--- start RECORDS SUPPLIED ---

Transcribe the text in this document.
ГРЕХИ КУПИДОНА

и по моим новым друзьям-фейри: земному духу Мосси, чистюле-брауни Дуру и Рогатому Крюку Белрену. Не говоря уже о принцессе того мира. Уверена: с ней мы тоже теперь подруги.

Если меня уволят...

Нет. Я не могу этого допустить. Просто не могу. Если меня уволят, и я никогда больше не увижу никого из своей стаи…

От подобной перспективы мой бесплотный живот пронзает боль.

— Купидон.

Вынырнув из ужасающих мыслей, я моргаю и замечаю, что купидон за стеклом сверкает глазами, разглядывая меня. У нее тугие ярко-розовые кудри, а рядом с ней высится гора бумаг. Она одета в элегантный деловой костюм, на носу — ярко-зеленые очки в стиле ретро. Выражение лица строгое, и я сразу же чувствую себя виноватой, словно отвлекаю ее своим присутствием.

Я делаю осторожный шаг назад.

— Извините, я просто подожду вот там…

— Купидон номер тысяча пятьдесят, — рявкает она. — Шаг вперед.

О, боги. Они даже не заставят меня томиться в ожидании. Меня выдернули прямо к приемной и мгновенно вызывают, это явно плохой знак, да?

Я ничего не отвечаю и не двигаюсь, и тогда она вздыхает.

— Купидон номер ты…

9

--- end RECORDS SUPPLIED ---

In the material above, find each line that contains the word "Если", and select it.

Если меня уволят...
Нет. Я не могу этого допустить. Просто не могу. Если меня уволят, и я никогда больше не увижу никого из своей стаи…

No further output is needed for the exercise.